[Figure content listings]
--------------------
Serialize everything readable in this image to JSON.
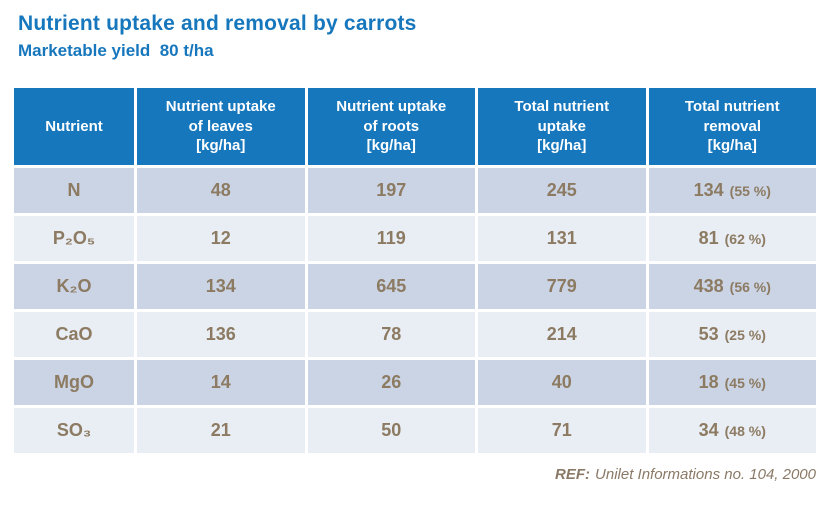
{
  "page": {
    "title": "Nutrient uptake and removal by carrots",
    "subtitle": "Marketable yield  80 t/ha"
  },
  "colors": {
    "accent_blue": "#1777BD",
    "row_dark": "#CBD4E5",
    "row_light": "#E9EDF4",
    "cell_text_brown": "#8C7B62",
    "footer_text": "#8A7966",
    "header_text": "#FFFFFF"
  },
  "table": {
    "headers": {
      "nutrient": "Nutrient",
      "leaves": "Nutrient uptake\nof leaves\n[kg/ha]",
      "roots": "Nutrient uptake\nof roots\n[kg/ha]",
      "total": "Total nutrient\nuptake\n[kg/ha]",
      "removal": "Total nutrient\nremoval\n[kg/ha]"
    },
    "rows": [
      {
        "nutrient": "N",
        "leaves": "48",
        "roots": "197",
        "total": "245",
        "removal": "134",
        "removal_pct": "(55 %)"
      },
      {
        "nutrient": "P₂O₅",
        "leaves": "12",
        "roots": "119",
        "total": "131",
        "removal": "81",
        "removal_pct": "(62 %)"
      },
      {
        "nutrient": "K₂O",
        "leaves": "134",
        "roots": "645",
        "total": "779",
        "removal": "438",
        "removal_pct": "(56 %)"
      },
      {
        "nutrient": "CaO",
        "leaves": "136",
        "roots": "78",
        "total": "214",
        "removal": "53",
        "removal_pct": "(25 %)"
      },
      {
        "nutrient": "MgO",
        "leaves": "14",
        "roots": "26",
        "total": "40",
        "removal": "18",
        "removal_pct": "(45 %)"
      },
      {
        "nutrient": "SO₃",
        "leaves": "21",
        "roots": "50",
        "total": "71",
        "removal": "34",
        "removal_pct": "(48 %)"
      }
    ]
  },
  "footer": {
    "ref_label": "REF:",
    "ref_text": "Unilet Informations no. 104, 2000"
  },
  "chart_data": {
    "type": "table",
    "title": "Nutrient uptake and removal by carrots",
    "subtitle": "Marketable yield 80 t/ha",
    "columns": [
      "Nutrient",
      "Nutrient uptake of leaves [kg/ha]",
      "Nutrient uptake of roots [kg/ha]",
      "Total nutrient uptake [kg/ha]",
      "Total nutrient removal [kg/ha]"
    ],
    "rows": [
      [
        "N",
        48,
        197,
        245,
        "134 (55 %)"
      ],
      [
        "P2O5",
        12,
        119,
        131,
        "81 (62 %)"
      ],
      [
        "K2O",
        134,
        645,
        779,
        "438 (56 %)"
      ],
      [
        "CaO",
        136,
        78,
        214,
        "53 (25 %)"
      ],
      [
        "MgO",
        14,
        26,
        40,
        "18 (45 %)"
      ],
      [
        "SO3",
        21,
        50,
        71,
        "34 (48 %)"
      ]
    ]
  }
}
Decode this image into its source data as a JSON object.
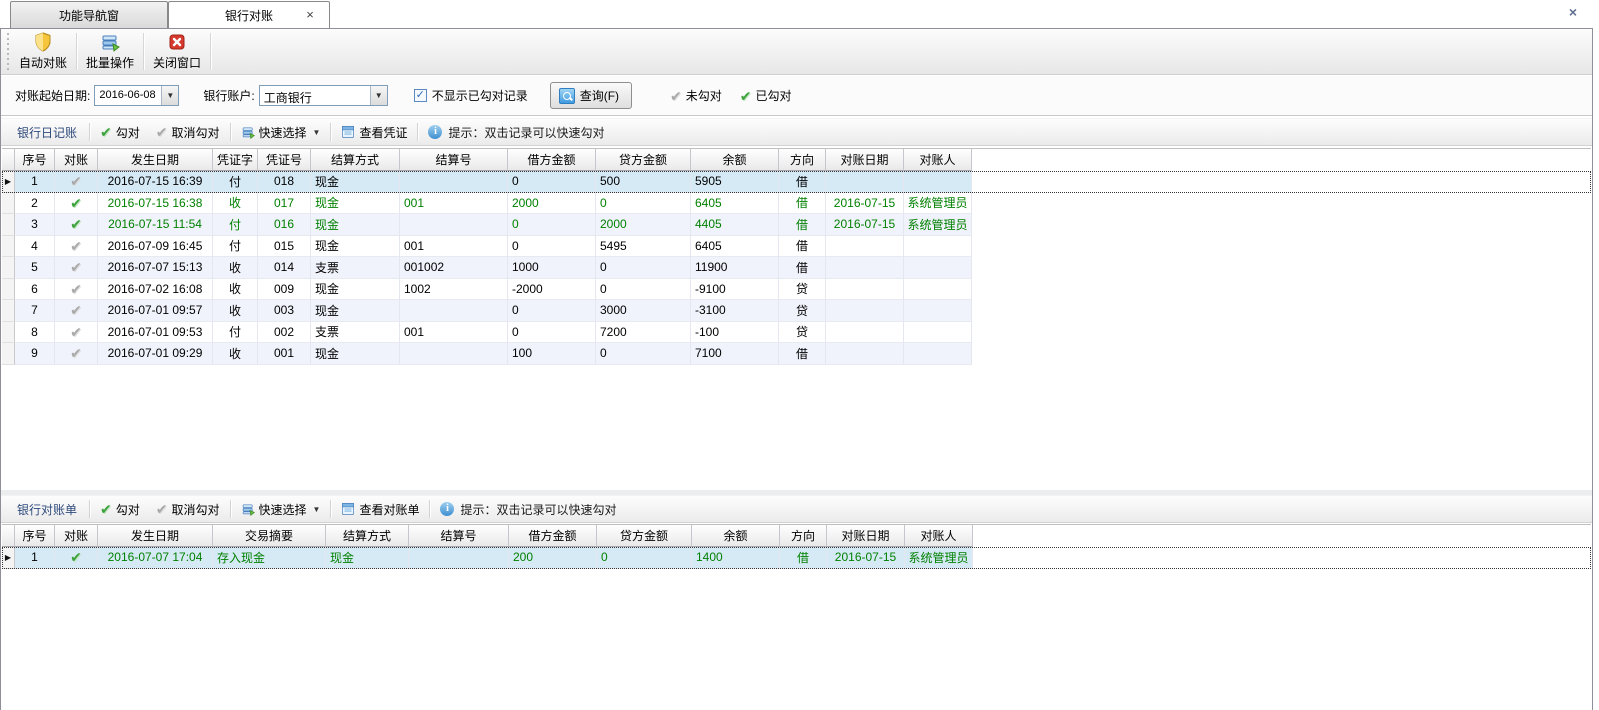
{
  "window": {
    "close_glyph": "×"
  },
  "tabs": {
    "nav": {
      "label": "功能导航窗"
    },
    "recon": {
      "label": "银行对账",
      "close_glyph": "×"
    }
  },
  "main_toolbar": {
    "auto_recon": {
      "label": "自动对账",
      "icon": "shield-icon"
    },
    "batch_ops": {
      "label": "批量操作",
      "icon": "batch-layers-icon"
    },
    "close_window": {
      "label": "关闭窗口",
      "icon": "close-window-icon"
    }
  },
  "filter": {
    "date_label": "对账起始日期:",
    "date_value": "2016-06-08",
    "account_label": "银行账户:",
    "account_value": "工商银行",
    "hide_matched_label": "不显示已勾对记录",
    "hide_matched_checked": true,
    "check_glyph": "✓",
    "query_label": "查询(F)",
    "legend_unmatched": "未勾对",
    "legend_matched": "已勾对"
  },
  "glyphs": {
    "check": "✔",
    "caret_down": "▼",
    "row_marker": "▶"
  },
  "colors": {
    "matched_text": "#008000",
    "matched_check": "#3da33d",
    "unmatched_check": "#a9a9a9",
    "selected_row_bg": "#d6eaf6",
    "section_title": "#2f4a7c"
  },
  "journal": {
    "title": "银行日记账",
    "btn_check": "勾对",
    "btn_uncheck": "取消勾对",
    "btn_quick_select": "快速选择",
    "btn_view": "查看凭证",
    "tip": "提示：双击记录可以快速勾对",
    "table": {
      "columns": [
        "序号",
        "对账",
        "发生日期",
        "凭证字",
        "凭证号",
        "结算方式",
        "结算号",
        "借方金额",
        "贷方金额",
        "余额",
        "方向",
        "对账日期",
        "对账人"
      ],
      "rows": [
        {
          "selected": true,
          "checked": false,
          "green": false,
          "cells": [
            "1",
            "",
            "2016-07-15 16:39",
            "付",
            "018",
            "现金",
            "",
            "0",
            "500",
            "5905",
            "借",
            "",
            ""
          ]
        },
        {
          "selected": false,
          "checked": true,
          "green": true,
          "cells": [
            "2",
            "",
            "2016-07-15 16:38",
            "收",
            "017",
            "现金",
            "001",
            "2000",
            "0",
            "6405",
            "借",
            "2016-07-15",
            "系统管理员"
          ]
        },
        {
          "selected": false,
          "checked": true,
          "green": true,
          "cells": [
            "3",
            "",
            "2016-07-15 11:54",
            "付",
            "016",
            "现金",
            "",
            "0",
            "2000",
            "4405",
            "借",
            "2016-07-15",
            "系统管理员"
          ]
        },
        {
          "selected": false,
          "checked": false,
          "green": false,
          "cells": [
            "4",
            "",
            "2016-07-09 16:45",
            "付",
            "015",
            "现金",
            "001",
            "0",
            "5495",
            "6405",
            "借",
            "",
            ""
          ]
        },
        {
          "selected": false,
          "checked": false,
          "green": false,
          "cells": [
            "5",
            "",
            "2016-07-07 15:13",
            "收",
            "014",
            "支票",
            "001002",
            "1000",
            "0",
            "11900",
            "借",
            "",
            ""
          ]
        },
        {
          "selected": false,
          "checked": false,
          "green": false,
          "cells": [
            "6",
            "",
            "2016-07-02 16:08",
            "收",
            "009",
            "现金",
            "1002",
            "-2000",
            "0",
            "-9100",
            "贷",
            "",
            ""
          ]
        },
        {
          "selected": false,
          "checked": false,
          "green": false,
          "cells": [
            "7",
            "",
            "2016-07-01 09:57",
            "收",
            "003",
            "现金",
            "",
            "0",
            "3000",
            "-3100",
            "贷",
            "",
            ""
          ]
        },
        {
          "selected": false,
          "checked": false,
          "green": false,
          "cells": [
            "8",
            "",
            "2016-07-01 09:53",
            "付",
            "002",
            "支票",
            "001",
            "0",
            "7200",
            "-100",
            "贷",
            "",
            ""
          ]
        },
        {
          "selected": false,
          "checked": false,
          "green": false,
          "cells": [
            "9",
            "",
            "2016-07-01 09:29",
            "收",
            "001",
            "现金",
            "",
            "100",
            "0",
            "7100",
            "借",
            "",
            ""
          ]
        }
      ]
    }
  },
  "statement": {
    "title": "银行对账单",
    "btn_check": "勾对",
    "btn_uncheck": "取消勾对",
    "btn_quick_select": "快速选择",
    "btn_view": "查看对账单",
    "tip": "提示：双击记录可以快速勾对",
    "table": {
      "columns": [
        "序号",
        "对账",
        "发生日期",
        "交易摘要",
        "结算方式",
        "结算号",
        "借方金额",
        "贷方金额",
        "余额",
        "方向",
        "对账日期",
        "对账人"
      ],
      "rows": [
        {
          "selected": true,
          "checked": true,
          "green": true,
          "cells": [
            "1",
            "",
            "2016-07-07 17:04",
            "存入现金",
            "现金",
            "",
            "200",
            "0",
            "1400",
            "借",
            "2016-07-15",
            "系统管理员"
          ]
        }
      ]
    }
  }
}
--------------------
• **Instruction**
Look through the entries and find each line that has the string "roots". Copy those lines.

• **Output of the exercise**
      "roots": "Nutrient uptake\nof roots\n[kg/ha]",
        "roots": "197",
        "roots": "119",
        "roots": "645",
        "roots": "78",
        "roots": "26",
        "roots": "50",
      "Nutrient uptake of roots [kg/ha]",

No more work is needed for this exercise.